Written request
Find the line containing "What does this". Quote it and every line after it, exactly, through the end; skip pictures.

Data extracted from a collection:
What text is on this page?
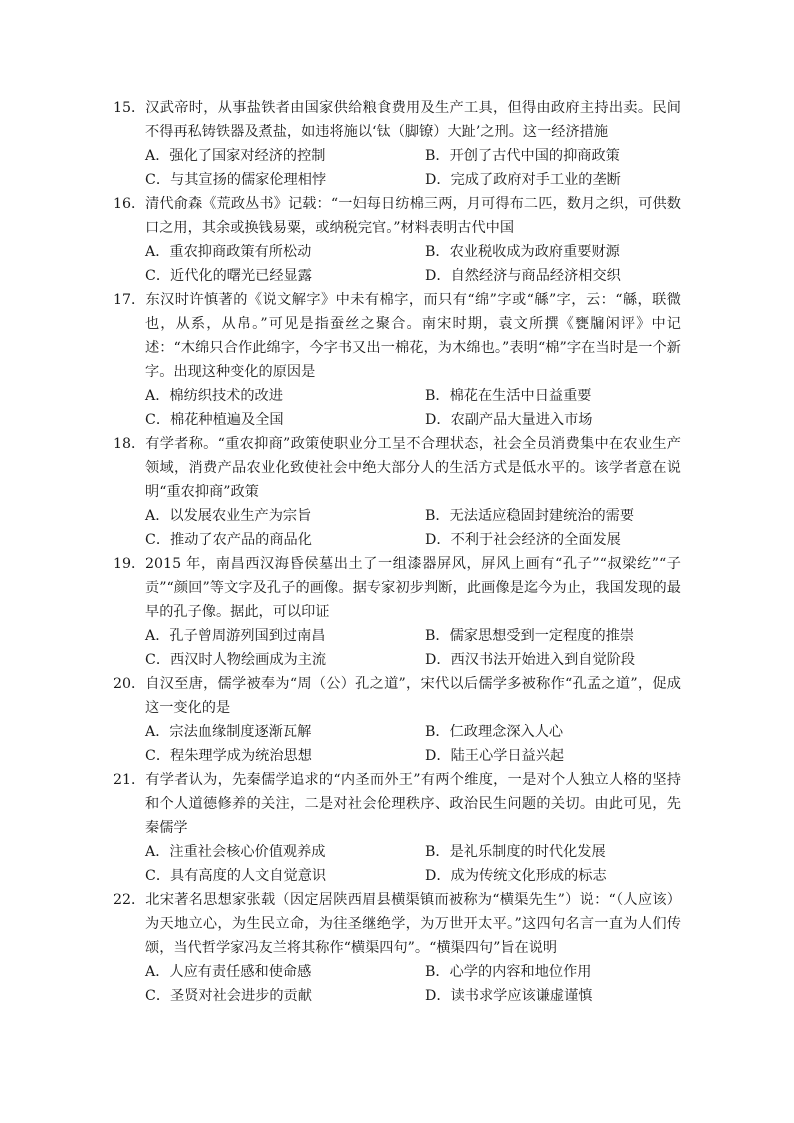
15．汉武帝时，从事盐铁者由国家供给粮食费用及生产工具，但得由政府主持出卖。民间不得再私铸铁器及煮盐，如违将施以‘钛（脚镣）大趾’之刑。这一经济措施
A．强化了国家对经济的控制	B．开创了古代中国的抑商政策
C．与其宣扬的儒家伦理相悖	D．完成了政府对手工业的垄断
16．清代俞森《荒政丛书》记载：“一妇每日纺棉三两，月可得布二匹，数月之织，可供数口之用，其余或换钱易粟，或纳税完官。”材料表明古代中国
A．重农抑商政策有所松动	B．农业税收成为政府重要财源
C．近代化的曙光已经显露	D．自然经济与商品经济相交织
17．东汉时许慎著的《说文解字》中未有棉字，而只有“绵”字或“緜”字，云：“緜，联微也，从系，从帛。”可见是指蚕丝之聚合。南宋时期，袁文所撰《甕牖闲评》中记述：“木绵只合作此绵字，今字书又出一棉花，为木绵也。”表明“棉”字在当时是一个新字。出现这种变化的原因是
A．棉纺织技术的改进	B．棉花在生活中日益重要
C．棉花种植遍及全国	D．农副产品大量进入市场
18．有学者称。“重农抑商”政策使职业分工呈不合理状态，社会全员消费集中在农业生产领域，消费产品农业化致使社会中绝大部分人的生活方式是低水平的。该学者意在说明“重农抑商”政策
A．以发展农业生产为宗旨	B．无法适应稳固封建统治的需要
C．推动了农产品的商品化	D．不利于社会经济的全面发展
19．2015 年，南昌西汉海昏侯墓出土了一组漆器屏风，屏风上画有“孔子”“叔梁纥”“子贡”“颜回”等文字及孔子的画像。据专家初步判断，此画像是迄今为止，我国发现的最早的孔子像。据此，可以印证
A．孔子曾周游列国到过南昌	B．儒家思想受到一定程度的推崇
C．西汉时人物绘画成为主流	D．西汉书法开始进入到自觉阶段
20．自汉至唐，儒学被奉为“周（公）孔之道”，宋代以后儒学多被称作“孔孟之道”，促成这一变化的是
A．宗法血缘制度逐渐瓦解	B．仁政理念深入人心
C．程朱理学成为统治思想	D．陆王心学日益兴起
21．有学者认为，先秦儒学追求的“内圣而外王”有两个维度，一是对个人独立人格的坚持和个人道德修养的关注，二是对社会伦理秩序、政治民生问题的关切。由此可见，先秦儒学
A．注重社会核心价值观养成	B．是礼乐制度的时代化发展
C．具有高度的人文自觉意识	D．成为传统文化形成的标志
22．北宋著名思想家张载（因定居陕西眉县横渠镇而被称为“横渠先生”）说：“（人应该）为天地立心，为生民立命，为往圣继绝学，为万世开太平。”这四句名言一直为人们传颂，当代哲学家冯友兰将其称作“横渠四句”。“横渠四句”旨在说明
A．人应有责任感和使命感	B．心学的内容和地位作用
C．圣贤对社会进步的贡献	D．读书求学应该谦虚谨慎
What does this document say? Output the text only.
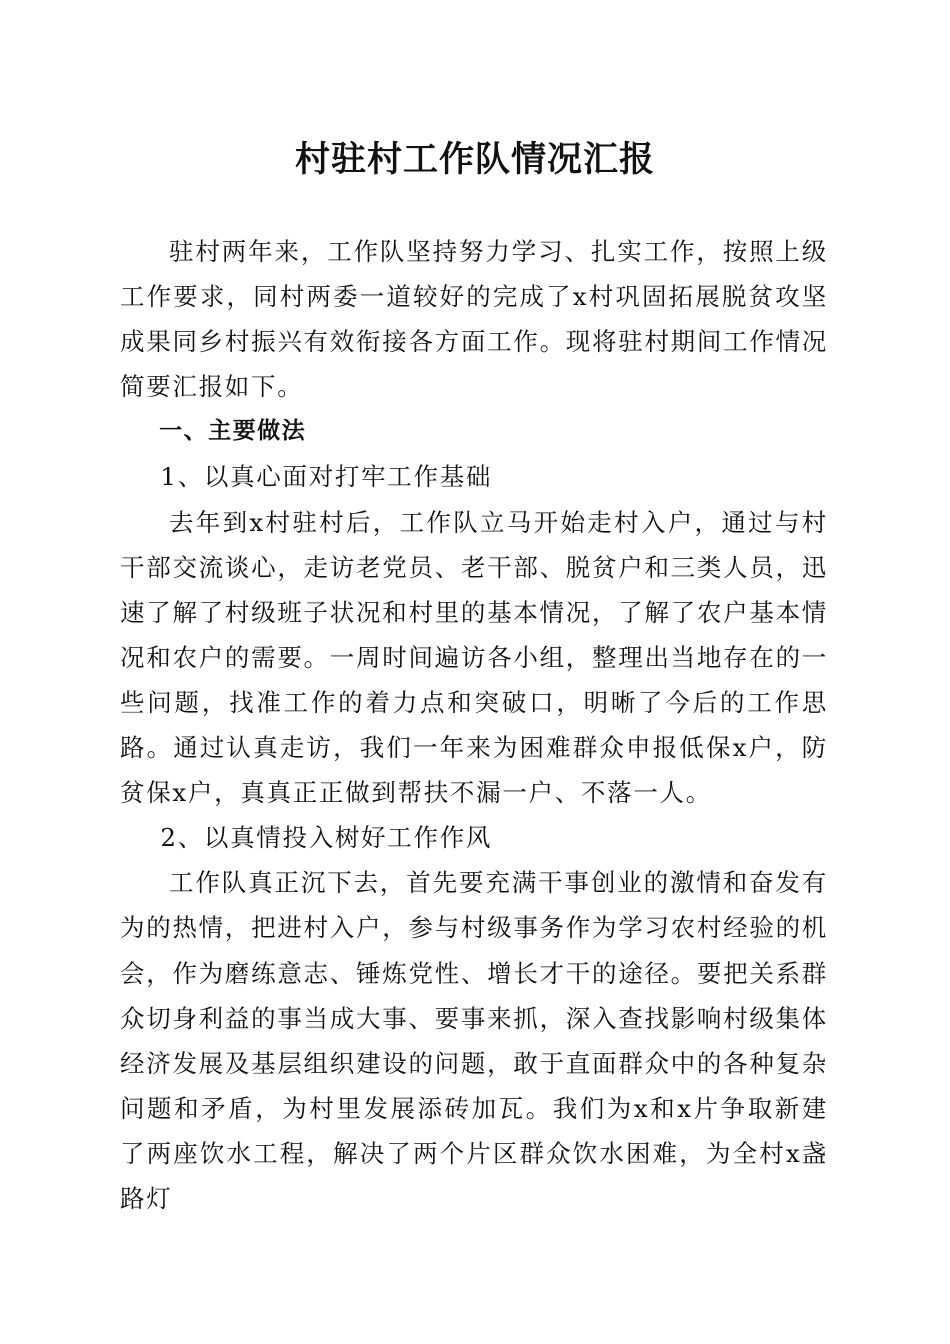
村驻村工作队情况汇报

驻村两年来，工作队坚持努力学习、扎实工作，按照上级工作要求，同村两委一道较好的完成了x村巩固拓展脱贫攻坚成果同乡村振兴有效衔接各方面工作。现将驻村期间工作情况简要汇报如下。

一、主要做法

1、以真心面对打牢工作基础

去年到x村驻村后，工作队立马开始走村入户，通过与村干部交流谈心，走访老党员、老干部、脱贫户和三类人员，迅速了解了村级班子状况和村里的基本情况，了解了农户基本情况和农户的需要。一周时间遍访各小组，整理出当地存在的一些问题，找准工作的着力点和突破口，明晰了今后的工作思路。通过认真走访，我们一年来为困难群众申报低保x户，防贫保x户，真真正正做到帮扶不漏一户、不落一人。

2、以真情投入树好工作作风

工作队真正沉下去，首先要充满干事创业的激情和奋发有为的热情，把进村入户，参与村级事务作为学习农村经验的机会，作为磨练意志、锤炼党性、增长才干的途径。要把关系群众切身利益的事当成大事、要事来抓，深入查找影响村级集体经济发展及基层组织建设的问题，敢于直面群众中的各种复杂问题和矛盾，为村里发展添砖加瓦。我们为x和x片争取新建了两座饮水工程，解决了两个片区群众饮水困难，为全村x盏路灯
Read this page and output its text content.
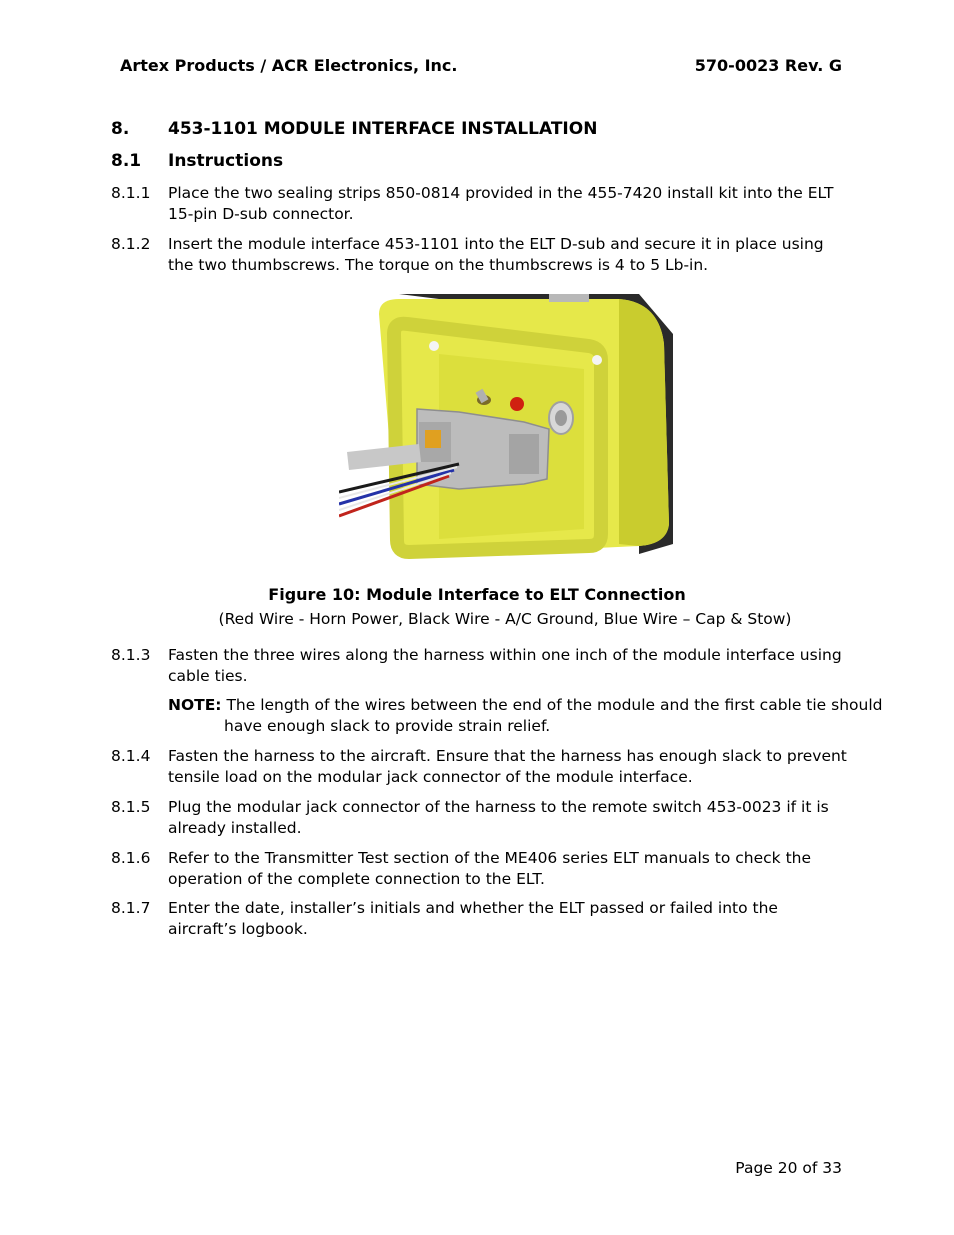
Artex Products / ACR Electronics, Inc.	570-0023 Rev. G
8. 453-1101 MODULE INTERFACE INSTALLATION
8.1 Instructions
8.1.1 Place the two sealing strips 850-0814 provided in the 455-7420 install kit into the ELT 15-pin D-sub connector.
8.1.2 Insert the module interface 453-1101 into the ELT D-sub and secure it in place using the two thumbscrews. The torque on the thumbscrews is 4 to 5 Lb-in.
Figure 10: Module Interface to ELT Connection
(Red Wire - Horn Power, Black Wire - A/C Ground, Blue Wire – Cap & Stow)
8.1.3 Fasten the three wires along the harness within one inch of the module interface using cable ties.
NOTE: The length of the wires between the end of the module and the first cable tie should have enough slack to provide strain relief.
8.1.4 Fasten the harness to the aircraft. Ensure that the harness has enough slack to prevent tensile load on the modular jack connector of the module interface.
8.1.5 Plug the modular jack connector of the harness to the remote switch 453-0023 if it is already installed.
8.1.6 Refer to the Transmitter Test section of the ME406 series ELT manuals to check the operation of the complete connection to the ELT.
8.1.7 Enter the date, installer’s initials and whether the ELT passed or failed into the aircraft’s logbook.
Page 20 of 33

In response
What does this document say? Output the text only.
村驻村工作队情况汇报

驻村两年来，工作队坚持努力学习、扎实工作，按照上级工作要求，同村两委一道较好的完成了x村巩固拓展脱贫攻坚成果同乡村振兴有效衔接各方面工作。现将驻村期间工作情况简要汇报如下。

一、主要做法

1、以真心面对打牢工作基础

去年到x村驻村后，工作队立马开始走村入户，通过与村干部交流谈心，走访老党员、老干部、脱贫户和三类人员，迅速了解了村级班子状况和村里的基本情况，了解了农户基本情况和农户的需要。一周时间遍访各小组，整理出当地存在的一些问题，找准工作的着力点和突破口，明晰了今后的工作思路。通过认真走访，我们一年来为困难群众申报低保x户，防贫保x户，真真正正做到帮扶不漏一户、不落一人。

2、以真情投入树好工作作风

工作队真正沉下去，首先要充满干事创业的激情和奋发有为的热情，把进村入户，参与村级事务作为学习农村经验的机会，作为磨练意志、锤炼党性、增长才干的途径。要把关系群众切身利益的事当成大事、要事来抓，深入查找影响村级集体经济发展及基层组织建设的问题，敢于直面群众中的各种复杂问题和矛盾，为村里发展添砖加瓦。我们为x和x片争取新建了两座饮水工程，解决了两个片区群众饮水困难，为全村x盏路灯
Read this page and output its text content.
Artex Products / ACR Electronics, Inc.	570-0023 Rev. G
8. 453-1101 MODULE INTERFACE INSTALLATION
8.1 Instructions
8.1.1 Place the two sealing strips 850-0814 provided in the 455-7420 install kit into the ELT 15-pin D-sub connector.
8.1.2 Insert the module interface 453-1101 into the ELT D-sub and secure it in place using the two thumbscrews. The torque on the thumbscrews is 4 to 5 Lb-in.
Figure 10: Module Interface to ELT Connection
(Red Wire - Horn Power, Black Wire - A/C Ground, Blue Wire – Cap & Stow)
8.1.3 Fasten the three wires along the harness within one inch of the module interface using cable ties.
NOTE: The length of the wires between the end of the module and the first cable tie should have enough slack to provide strain relief.
8.1.4 Fasten the harness to the aircraft. Ensure that the harness has enough slack to prevent tensile load on the modular jack connector of the module interface.
8.1.5 Plug the modular jack connector of the harness to the remote switch 453-0023 if it is already installed.
8.1.6 Refer to the Transmitter Test section of the ME406 series ELT manuals to check the operation of the complete connection to the ELT.
8.1.7 Enter the date, installer’s initials and whether the ELT passed or failed into the aircraft’s logbook.
Page 20 of 33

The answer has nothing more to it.